### Listed records

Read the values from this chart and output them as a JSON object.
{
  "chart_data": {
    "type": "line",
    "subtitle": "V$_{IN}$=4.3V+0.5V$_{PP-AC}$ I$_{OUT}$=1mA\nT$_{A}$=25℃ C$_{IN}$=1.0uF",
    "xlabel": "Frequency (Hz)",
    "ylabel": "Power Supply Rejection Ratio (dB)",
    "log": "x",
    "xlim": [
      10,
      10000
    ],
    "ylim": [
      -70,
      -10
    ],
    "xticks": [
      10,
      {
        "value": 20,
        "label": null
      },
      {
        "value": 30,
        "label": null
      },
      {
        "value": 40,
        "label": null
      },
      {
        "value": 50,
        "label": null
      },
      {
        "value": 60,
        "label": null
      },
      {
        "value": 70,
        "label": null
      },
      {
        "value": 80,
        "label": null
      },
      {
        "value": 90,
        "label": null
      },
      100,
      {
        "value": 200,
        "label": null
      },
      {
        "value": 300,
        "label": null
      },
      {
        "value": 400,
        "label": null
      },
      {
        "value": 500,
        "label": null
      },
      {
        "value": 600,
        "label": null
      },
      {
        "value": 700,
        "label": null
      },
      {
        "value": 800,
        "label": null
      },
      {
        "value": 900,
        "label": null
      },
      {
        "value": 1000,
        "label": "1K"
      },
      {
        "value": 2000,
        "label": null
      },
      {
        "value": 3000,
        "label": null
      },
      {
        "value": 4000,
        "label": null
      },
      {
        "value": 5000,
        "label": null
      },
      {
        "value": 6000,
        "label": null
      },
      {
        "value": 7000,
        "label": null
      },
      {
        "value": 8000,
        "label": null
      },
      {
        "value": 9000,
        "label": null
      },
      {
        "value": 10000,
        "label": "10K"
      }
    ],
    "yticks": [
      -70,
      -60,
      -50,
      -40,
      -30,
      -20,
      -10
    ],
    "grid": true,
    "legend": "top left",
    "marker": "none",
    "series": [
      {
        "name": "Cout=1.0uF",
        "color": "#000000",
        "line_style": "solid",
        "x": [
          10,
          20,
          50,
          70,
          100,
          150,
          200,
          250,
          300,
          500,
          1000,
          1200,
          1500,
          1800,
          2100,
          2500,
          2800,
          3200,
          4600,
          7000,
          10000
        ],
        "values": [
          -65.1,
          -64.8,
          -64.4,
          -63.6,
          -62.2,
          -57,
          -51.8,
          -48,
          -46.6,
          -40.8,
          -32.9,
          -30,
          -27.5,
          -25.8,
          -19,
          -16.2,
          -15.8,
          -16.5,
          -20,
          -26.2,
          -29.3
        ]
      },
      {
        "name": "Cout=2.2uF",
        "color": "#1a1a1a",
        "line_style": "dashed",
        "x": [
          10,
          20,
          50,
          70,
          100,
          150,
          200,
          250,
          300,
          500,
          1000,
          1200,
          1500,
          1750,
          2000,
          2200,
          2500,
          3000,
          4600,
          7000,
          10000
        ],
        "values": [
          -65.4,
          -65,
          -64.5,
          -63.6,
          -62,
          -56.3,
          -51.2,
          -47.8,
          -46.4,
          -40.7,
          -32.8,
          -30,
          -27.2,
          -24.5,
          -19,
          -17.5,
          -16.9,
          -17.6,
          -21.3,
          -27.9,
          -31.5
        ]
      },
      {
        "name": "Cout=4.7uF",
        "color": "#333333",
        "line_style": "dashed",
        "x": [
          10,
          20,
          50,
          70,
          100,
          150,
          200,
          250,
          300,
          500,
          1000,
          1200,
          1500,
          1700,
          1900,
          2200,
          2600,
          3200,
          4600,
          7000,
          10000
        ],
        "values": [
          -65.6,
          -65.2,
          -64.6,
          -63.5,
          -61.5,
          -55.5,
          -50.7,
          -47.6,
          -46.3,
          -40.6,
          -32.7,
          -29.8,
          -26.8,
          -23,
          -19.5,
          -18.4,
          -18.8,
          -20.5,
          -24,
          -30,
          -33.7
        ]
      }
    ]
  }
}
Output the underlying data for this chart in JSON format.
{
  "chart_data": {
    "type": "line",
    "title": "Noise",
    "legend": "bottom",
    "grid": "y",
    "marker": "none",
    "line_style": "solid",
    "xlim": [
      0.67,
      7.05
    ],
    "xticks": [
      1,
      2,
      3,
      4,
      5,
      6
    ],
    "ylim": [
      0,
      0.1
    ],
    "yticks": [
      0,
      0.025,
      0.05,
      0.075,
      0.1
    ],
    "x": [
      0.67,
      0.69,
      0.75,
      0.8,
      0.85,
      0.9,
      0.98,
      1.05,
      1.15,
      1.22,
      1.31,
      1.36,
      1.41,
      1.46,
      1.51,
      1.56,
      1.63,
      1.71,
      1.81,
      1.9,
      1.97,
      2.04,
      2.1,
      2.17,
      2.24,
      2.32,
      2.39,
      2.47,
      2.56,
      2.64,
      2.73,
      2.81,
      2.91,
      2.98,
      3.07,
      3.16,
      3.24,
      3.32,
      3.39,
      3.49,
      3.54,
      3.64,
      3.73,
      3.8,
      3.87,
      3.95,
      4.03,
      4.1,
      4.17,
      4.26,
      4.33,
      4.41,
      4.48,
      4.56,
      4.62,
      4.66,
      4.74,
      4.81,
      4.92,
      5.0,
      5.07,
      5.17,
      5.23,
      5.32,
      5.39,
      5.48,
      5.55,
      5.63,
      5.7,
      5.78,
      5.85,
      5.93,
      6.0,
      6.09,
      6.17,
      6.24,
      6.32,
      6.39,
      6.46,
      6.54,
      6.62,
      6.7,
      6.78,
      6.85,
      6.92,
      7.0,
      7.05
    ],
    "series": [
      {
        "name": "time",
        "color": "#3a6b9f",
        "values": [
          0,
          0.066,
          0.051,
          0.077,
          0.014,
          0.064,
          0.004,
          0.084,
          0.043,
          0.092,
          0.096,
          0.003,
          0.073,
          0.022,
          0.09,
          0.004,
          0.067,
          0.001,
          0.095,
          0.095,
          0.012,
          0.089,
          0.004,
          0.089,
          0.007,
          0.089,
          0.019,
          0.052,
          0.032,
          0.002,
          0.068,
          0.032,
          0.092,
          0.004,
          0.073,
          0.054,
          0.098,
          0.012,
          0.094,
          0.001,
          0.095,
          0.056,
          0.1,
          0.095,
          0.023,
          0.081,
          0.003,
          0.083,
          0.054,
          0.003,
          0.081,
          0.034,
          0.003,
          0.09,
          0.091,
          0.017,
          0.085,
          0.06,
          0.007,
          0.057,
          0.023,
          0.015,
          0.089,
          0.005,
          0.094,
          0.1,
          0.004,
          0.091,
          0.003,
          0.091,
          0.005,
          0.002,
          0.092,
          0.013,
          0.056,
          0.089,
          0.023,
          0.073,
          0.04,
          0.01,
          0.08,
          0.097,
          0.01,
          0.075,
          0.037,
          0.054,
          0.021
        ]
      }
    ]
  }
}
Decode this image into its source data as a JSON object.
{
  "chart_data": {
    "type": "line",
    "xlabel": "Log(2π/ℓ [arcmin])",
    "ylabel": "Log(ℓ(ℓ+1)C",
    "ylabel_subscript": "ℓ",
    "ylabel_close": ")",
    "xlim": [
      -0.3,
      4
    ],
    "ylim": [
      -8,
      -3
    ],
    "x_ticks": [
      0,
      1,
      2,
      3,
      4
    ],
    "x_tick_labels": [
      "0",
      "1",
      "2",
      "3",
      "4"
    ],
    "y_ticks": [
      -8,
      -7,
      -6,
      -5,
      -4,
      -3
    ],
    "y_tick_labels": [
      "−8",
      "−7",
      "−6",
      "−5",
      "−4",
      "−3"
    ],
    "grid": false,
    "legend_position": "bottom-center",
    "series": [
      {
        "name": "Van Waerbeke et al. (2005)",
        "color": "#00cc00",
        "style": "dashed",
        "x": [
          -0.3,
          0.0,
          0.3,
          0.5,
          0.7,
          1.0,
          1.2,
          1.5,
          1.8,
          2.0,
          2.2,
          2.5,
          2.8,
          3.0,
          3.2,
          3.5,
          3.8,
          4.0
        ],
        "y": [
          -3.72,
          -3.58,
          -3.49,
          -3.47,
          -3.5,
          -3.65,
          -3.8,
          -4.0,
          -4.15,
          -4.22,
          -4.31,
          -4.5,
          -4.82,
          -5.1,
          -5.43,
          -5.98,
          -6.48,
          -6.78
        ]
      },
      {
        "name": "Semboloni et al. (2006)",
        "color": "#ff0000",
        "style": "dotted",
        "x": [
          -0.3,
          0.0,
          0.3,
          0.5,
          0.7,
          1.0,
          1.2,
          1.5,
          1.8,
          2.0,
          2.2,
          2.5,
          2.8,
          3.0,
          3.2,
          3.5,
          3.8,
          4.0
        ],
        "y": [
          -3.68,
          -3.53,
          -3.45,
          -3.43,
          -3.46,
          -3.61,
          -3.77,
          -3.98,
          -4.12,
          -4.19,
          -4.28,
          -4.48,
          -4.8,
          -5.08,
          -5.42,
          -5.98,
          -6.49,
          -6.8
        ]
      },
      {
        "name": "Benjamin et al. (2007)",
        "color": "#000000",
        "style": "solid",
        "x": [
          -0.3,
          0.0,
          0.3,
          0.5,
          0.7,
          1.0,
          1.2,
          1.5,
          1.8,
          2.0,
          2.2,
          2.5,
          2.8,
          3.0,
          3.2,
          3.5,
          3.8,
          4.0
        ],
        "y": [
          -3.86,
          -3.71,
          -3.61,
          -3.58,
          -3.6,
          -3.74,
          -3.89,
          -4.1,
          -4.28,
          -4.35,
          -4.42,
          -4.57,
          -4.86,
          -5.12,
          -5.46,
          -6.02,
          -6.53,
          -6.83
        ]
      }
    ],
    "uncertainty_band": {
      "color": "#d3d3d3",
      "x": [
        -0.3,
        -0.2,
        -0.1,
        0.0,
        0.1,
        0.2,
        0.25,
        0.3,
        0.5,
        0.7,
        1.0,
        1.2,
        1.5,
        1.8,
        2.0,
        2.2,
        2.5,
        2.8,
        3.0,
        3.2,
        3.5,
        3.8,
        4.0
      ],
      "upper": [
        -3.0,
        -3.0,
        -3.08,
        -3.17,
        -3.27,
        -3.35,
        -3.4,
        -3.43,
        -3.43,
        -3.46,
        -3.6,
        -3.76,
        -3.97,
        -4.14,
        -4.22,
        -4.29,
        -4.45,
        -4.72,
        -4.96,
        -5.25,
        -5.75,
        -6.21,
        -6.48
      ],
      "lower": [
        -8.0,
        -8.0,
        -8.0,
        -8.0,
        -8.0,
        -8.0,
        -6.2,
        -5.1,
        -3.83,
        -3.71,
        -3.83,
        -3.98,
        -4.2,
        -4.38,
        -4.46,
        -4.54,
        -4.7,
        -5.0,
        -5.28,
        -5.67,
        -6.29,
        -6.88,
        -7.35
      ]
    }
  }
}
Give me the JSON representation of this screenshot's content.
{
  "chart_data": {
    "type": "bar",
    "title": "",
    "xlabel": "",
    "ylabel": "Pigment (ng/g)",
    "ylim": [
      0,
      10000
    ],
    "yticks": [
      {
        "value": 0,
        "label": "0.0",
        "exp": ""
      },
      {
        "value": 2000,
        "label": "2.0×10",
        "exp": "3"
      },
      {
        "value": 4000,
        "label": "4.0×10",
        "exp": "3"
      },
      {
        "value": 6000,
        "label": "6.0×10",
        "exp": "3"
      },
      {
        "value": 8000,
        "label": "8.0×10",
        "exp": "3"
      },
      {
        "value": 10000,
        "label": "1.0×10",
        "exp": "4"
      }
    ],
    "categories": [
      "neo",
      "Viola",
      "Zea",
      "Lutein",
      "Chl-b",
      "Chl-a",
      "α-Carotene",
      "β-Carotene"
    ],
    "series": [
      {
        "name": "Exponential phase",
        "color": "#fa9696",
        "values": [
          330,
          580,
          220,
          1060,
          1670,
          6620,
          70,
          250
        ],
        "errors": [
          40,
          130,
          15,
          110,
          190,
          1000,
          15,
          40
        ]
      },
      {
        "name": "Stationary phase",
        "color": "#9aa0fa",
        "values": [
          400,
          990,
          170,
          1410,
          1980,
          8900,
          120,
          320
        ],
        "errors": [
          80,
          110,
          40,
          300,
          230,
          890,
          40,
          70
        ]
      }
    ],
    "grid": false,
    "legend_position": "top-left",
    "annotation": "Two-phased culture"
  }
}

### Set problem
Search the records above for the string "this". Copy every line that contains it.

### The result
Read the values from this chart and output them as a JSON object.
Output the underlying data for this chart in JSON format.
Decode this image into its source data as a JSON object.
Give me the JSON representation of this screenshot's content.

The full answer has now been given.